* Dataset records *
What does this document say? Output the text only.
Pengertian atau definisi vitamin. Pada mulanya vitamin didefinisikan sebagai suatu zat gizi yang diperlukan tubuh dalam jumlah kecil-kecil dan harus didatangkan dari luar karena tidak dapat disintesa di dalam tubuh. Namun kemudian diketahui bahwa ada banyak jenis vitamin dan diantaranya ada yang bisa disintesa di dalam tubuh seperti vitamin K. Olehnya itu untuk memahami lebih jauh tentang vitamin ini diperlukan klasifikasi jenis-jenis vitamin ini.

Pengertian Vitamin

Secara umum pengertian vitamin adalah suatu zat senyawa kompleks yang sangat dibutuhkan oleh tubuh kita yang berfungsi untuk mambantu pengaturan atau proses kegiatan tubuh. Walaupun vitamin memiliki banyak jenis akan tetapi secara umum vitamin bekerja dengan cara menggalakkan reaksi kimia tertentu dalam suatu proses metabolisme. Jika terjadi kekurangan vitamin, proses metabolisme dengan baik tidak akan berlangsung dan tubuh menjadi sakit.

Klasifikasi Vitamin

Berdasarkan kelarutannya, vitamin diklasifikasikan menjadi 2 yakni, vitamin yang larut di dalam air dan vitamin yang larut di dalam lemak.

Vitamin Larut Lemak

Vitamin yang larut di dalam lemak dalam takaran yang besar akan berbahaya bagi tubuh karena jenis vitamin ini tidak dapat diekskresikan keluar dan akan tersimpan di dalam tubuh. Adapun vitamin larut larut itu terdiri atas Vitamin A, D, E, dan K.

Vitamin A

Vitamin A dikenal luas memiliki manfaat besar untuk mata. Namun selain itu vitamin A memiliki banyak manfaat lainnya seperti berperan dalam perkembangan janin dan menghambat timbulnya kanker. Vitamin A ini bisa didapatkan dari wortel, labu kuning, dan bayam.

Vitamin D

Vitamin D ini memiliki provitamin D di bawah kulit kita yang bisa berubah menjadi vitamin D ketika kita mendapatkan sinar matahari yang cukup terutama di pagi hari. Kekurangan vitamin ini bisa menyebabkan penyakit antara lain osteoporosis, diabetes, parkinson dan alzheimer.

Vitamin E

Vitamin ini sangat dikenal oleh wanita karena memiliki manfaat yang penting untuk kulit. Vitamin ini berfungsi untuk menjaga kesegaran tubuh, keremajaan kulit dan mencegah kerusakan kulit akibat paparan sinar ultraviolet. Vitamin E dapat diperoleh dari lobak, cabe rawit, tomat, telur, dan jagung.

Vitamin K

---

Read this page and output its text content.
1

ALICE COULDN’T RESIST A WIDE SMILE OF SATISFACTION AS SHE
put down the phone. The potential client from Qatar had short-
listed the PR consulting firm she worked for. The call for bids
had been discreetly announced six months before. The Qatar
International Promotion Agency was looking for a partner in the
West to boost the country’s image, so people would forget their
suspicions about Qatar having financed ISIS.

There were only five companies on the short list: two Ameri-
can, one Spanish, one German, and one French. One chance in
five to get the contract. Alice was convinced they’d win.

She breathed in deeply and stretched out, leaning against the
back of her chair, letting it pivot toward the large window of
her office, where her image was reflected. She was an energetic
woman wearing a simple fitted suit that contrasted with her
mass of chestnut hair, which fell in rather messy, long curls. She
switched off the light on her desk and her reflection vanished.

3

--

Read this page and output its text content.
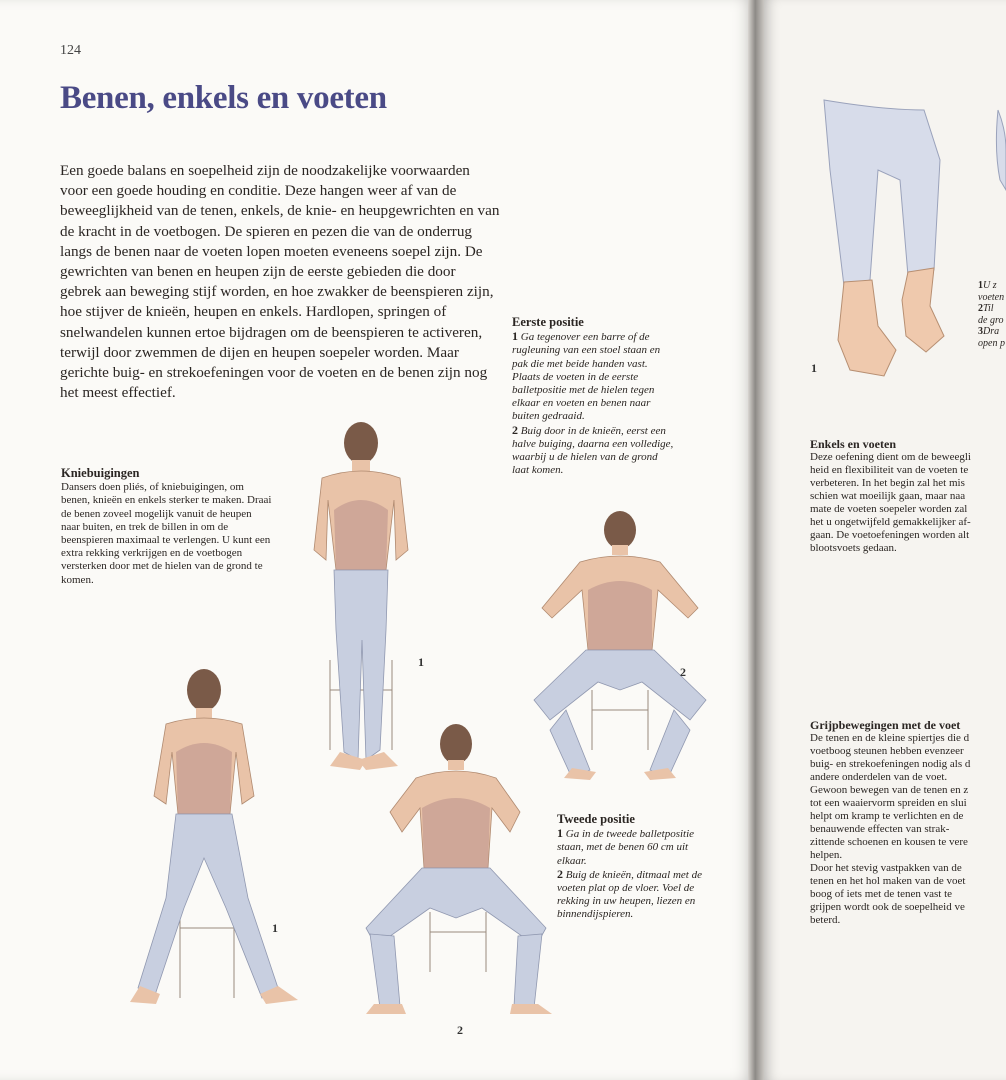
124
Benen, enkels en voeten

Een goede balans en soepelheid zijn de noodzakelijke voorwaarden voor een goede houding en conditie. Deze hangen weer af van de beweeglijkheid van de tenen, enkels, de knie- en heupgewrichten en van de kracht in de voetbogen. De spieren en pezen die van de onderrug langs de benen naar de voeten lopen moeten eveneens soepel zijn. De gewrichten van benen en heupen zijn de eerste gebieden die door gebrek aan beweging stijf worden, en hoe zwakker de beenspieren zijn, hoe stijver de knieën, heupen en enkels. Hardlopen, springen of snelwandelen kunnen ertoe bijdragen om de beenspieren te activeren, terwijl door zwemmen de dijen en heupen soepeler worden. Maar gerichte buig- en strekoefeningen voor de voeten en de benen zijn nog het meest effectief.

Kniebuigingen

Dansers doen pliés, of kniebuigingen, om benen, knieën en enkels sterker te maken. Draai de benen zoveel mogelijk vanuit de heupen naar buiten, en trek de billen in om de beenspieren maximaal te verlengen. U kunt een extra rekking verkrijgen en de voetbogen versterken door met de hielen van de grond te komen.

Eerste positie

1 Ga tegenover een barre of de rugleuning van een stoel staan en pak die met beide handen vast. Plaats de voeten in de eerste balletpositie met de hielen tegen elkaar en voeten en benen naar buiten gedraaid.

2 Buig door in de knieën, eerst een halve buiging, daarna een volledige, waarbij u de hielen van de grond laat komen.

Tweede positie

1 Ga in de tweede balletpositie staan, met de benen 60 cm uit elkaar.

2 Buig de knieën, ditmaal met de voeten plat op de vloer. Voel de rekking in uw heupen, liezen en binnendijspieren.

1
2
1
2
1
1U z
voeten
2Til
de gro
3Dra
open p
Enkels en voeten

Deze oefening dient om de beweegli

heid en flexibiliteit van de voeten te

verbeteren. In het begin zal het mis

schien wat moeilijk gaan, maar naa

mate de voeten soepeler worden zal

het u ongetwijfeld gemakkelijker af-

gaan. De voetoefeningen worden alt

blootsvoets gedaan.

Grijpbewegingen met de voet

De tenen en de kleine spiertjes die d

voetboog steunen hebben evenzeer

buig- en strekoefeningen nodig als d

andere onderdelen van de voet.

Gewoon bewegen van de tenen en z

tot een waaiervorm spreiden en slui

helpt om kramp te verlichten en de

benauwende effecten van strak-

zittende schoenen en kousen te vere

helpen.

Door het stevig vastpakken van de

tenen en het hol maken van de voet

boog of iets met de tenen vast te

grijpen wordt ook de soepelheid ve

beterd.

* What to produce *
Locate the word "worden" in the records and collect each line it appears in.

* Response to this task *
Een goede balans en soepelheid zijn de noodzakelijke voorwaarden voor een goede houding en conditie. Deze hangen weer af van de beweeglijkheid van de tenen, enkels, de knie- en heupgewrichten en van de kracht in de voetbogen. De spieren en pezen die van de onderrug langs de benen naar de voeten lopen moeten eveneens soepel zijn. De gewrichten van benen en heupen zijn de eerste gebieden die door gebrek aan beweging stijf worden, en hoe zwakker de beenspieren zijn, hoe stijver de knieën, heupen en enkels. Hardlopen, springen of snelwandelen kunnen ertoe bijdragen om de beenspieren te activeren, terwijl door zwemmen de dijen en heupen soepeler worden. Maar gerichte buig- en strekoefeningen voor de voeten en de benen zijn nog het meest effectief.
mate de voeten soepeler worden zal
gaan. De voetoefeningen worden alt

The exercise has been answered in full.